== Raw data ==
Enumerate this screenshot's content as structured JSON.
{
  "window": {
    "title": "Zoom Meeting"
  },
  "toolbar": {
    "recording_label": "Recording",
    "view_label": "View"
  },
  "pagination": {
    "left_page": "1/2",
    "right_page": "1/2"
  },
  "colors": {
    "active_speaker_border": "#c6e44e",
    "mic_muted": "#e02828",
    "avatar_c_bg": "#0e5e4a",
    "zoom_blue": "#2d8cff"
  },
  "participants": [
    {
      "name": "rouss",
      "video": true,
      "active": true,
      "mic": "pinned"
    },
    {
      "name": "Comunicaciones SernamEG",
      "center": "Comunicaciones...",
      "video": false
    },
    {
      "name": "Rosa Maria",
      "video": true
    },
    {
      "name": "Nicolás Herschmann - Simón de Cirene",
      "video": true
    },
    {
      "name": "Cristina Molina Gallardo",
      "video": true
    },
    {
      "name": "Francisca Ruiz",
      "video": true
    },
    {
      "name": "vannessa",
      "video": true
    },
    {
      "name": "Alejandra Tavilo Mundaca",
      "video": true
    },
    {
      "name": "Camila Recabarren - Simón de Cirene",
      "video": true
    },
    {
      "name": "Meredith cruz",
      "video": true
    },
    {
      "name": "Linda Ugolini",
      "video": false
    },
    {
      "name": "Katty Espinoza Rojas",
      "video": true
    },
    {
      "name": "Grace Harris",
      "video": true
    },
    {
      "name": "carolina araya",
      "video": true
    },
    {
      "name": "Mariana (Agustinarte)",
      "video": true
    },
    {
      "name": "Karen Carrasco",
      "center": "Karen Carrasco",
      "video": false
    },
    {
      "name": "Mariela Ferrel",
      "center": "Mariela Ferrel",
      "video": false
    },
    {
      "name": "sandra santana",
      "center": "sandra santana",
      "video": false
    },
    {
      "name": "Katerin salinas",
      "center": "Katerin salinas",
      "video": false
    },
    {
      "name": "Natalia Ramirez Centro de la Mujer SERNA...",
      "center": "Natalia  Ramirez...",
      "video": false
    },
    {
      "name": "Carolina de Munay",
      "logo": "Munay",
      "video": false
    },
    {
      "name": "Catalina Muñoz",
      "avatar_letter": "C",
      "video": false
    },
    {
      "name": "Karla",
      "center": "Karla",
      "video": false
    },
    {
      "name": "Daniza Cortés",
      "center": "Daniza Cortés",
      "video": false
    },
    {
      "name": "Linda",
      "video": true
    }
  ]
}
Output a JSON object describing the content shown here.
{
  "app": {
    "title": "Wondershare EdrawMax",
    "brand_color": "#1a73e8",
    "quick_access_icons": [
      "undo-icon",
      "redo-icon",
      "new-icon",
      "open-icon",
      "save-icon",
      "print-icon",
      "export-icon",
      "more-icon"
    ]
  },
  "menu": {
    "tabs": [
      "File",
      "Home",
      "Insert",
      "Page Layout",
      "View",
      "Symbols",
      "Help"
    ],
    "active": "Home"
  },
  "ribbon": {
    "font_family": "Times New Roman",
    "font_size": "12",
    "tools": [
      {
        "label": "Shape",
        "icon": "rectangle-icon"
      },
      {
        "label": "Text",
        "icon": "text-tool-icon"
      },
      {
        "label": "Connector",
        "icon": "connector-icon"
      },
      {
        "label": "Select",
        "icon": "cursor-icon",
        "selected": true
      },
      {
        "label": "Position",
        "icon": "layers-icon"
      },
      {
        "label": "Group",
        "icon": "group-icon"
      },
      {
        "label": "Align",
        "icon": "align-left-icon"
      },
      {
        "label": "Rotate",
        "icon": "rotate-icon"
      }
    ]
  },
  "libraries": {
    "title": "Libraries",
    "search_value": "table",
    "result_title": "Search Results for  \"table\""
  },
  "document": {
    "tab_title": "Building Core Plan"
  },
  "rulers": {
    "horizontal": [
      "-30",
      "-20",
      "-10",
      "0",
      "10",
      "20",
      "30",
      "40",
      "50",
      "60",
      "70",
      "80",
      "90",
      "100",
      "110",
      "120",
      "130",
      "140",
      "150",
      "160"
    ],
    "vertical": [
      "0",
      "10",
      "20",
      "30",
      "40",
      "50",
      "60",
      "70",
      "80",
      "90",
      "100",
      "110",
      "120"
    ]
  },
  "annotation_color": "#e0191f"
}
===
Transcribe every entry exactly.

• The answer:
Enumerate this screenshot's content as structured JSON.
{
  "window": {
    "title": "Zoom Meeting"
  },
  "toolbar": {
    "recording_label": "Recording",
    "view_label": "View"
  },
  "pagination": {
    "left_page": "1/2",
    "right_page": "1/2"
  },
  "colors": {
    "active_speaker_border": "#c6e44e",
    "mic_muted": "#e02828",
    "avatar_c_bg": "#0e5e4a",
    "zoom_blue": "#2d8cff"
  },
  "participants": [
    {
      "name": "rouss",
      "video": true,
      "active": true,
      "mic": "pinned"
    },
    {
      "name": "Comunicaciones SernamEG",
      "center": "Comunicaciones...",
      "video": false
    },
    {
      "name": "Rosa Maria",
      "video": true
    },
    {
      "name": "Nicolás Herschmann - Simón de Cirene",
      "video": true
    },
    {
      "name": "Cristina Molina Gallardo",
      "video": true
    },
    {
      "name": "Francisca Ruiz",
      "video": true
    },
    {
      "name": "vannessa",
      "video": true
    },
    {
      "name": "Alejandra Tavilo Mundaca",
      "video": true
    },
    {
      "name": "Camila Recabarren - Simón de Cirene",
      "video": true
    },
    {
      "name": "Meredith cruz",
      "video": true
    },
    {
      "name": "Linda Ugolini",
      "video": false
    },
    {
      "name": "Katty Espinoza Rojas",
      "video": true
    },
    {
      "name": "Grace Harris",
      "video": true
    },
    {
      "name": "carolina araya",
      "video": true
    },
    {
      "name": "Mariana (Agustinarte)",
      "video": true
    },
    {
      "name": "Karen Carrasco",
      "center": "Karen Carrasco",
      "video": false
    },
    {
      "name": "Mariela Ferrel",
      "center": "Mariela Ferrel",
      "video": false
    },
    {
      "name": "sandra santana",
      "center": "sandra santana",
      "video": false
    },
    {
      "name": "Katerin salinas",
      "center": "Katerin salinas",
      "video": false
    },
    {
      "name": "Natalia Ramirez Centro de la Mujer SERNA...",
      "center": "Natalia  Ramirez...",
      "video": false
    },
    {
      "name": "Carolina de Munay",
      "logo": "Munay",
      "video": false
    },
    {
      "name": "Catalina Muñoz",
      "avatar_letter": "C",
      "video": false
    },
    {
      "name": "Karla",
      "center": "Karla",
      "video": false
    },
    {
      "name": "Daniza Cortés",
      "center": "Daniza Cortés",
      "video": false
    },
    {
      "name": "Linda",
      "video": true
    }
  ]
}
Output a JSON object describing the content shown here.
{
  "app": {
    "title": "Wondershare EdrawMax",
    "brand_color": "#1a73e8",
    "quick_access_icons": [
      "undo-icon",
      "redo-icon",
      "new-icon",
      "open-icon",
      "save-icon",
      "print-icon",
      "export-icon",
      "more-icon"
    ]
  },
  "menu": {
    "tabs": [
      "File",
      "Home",
      "Insert",
      "Page Layout",
      "View",
      "Symbols",
      "Help"
    ],
    "active": "Home"
  },
  "ribbon": {
    "font_family": "Times New Roman",
    "font_size": "12",
    "tools": [
      {
        "label": "Shape",
        "icon": "rectangle-icon"
      },
      {
        "label": "Text",
        "icon": "text-tool-icon"
      },
      {
        "label": "Connector",
        "icon": "connector-icon"
      },
      {
        "label": "Select",
        "icon": "cursor-icon",
        "selected": true
      },
      {
        "label": "Position",
        "icon": "layers-icon"
      },
      {
        "label": "Group",
        "icon": "group-icon"
      },
      {
        "label": "Align",
        "icon": "align-left-icon"
      },
      {
        "label": "Rotate",
        "icon": "rotate-icon"
      }
    ]
  },
  "libraries": {
    "title": "Libraries",
    "search_value": "table",
    "result_title": "Search Results for  \"table\""
  },
  "document": {
    "tab_title": "Building Core Plan"
  },
  "rulers": {
    "horizontal": [
      "-30",
      "-20",
      "-10",
      "0",
      "10",
      "20",
      "30",
      "40",
      "50",
      "60",
      "70",
      "80",
      "90",
      "100",
      "110",
      "120",
      "130",
      "140",
      "150",
      "160"
    ],
    "vertical": [
      "0",
      "10",
      "20",
      "30",
      "40",
      "50",
      "60",
      "70",
      "80",
      "90",
      "100",
      "110",
      "120"
    ]
  },
  "annotation_color": "#e0191f"
}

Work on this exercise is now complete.